### REQUIREMENTS
Wherever the string "структуры" occurs in a line of these records, report that line.

### EXTRACTED DATA

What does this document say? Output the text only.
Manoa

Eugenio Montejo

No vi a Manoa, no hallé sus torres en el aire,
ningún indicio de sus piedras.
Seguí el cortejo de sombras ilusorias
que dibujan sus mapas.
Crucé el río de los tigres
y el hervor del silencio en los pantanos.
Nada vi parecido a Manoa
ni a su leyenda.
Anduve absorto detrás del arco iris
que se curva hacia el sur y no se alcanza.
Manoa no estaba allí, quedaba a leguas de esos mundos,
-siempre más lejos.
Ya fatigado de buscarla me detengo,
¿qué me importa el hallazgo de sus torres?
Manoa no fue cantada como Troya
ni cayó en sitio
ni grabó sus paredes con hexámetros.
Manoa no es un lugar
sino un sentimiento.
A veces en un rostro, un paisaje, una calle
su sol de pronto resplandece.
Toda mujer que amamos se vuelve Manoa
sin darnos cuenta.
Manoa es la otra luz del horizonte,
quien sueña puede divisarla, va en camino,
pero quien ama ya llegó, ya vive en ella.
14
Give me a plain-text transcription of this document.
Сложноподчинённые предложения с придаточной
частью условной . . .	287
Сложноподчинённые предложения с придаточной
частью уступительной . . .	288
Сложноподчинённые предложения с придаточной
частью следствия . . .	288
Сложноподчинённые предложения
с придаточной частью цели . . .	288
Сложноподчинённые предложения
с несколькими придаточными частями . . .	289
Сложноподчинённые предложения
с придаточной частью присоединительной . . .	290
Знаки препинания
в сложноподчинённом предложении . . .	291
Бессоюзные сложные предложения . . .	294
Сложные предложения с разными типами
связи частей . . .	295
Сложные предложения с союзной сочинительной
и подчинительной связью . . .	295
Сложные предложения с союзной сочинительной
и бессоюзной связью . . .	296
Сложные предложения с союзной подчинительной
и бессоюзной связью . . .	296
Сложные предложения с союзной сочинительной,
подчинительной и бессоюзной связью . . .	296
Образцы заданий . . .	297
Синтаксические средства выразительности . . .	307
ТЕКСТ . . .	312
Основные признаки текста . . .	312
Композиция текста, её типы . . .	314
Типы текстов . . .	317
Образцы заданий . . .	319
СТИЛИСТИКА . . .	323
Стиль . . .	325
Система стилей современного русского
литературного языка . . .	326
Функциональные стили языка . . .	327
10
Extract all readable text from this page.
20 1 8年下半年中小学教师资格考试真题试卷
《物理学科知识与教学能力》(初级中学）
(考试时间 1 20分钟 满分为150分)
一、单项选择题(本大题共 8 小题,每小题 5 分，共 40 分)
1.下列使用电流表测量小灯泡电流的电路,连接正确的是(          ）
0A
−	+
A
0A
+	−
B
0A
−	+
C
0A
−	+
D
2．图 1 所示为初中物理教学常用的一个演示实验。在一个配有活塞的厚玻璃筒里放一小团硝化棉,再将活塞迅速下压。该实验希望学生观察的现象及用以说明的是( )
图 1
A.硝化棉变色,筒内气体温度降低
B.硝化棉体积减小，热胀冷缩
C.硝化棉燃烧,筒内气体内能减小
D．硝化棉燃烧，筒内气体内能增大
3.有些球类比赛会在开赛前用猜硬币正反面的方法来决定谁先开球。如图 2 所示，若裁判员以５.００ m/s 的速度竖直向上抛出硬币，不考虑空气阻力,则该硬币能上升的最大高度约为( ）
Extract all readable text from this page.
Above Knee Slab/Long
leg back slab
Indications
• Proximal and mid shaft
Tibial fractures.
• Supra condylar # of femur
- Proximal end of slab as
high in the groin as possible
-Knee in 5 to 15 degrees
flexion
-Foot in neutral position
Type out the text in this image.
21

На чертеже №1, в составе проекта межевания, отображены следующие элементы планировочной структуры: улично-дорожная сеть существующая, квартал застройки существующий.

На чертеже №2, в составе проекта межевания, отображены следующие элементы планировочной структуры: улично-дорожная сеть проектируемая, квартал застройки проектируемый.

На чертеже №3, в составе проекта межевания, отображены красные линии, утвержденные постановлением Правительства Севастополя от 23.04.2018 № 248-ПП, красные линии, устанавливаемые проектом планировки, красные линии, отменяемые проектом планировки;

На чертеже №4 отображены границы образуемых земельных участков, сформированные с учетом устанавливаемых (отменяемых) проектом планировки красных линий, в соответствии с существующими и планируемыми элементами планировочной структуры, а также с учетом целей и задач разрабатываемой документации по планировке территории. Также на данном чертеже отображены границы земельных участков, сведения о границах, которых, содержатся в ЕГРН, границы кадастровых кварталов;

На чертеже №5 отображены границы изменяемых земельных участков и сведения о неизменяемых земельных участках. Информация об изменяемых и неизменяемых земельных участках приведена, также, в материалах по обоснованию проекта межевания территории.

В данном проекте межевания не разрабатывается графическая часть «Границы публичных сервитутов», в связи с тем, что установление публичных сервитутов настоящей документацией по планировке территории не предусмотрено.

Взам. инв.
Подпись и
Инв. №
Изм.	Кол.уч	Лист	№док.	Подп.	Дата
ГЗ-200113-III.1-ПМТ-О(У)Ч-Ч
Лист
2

### TASK ANSWER
На чертеже №1, в составе проекта межевания, отображены следующие элементы планировочной структуры: улично-дорожная сеть существующая, квартал застройки существующий.
На чертеже №2, в составе проекта межевания, отображены следующие элементы планировочной структуры: улично-дорожная сеть проектируемая, квартал застройки проектируемый.
На чертеже №4 отображены границы образуемых земельных участков, сформированные с учетом устанавливаемых (отменяемых) проектом планировки красных линий, в соответствии с существующими и планируемыми элементами планировочной структуры, а также с учетом целей и задач разрабатываемой документации по планировке территории. Также на данном чертеже отображены границы земельных участков, сведения о границах, которых, содержатся в ЕГРН, границы кадастровых кварталов;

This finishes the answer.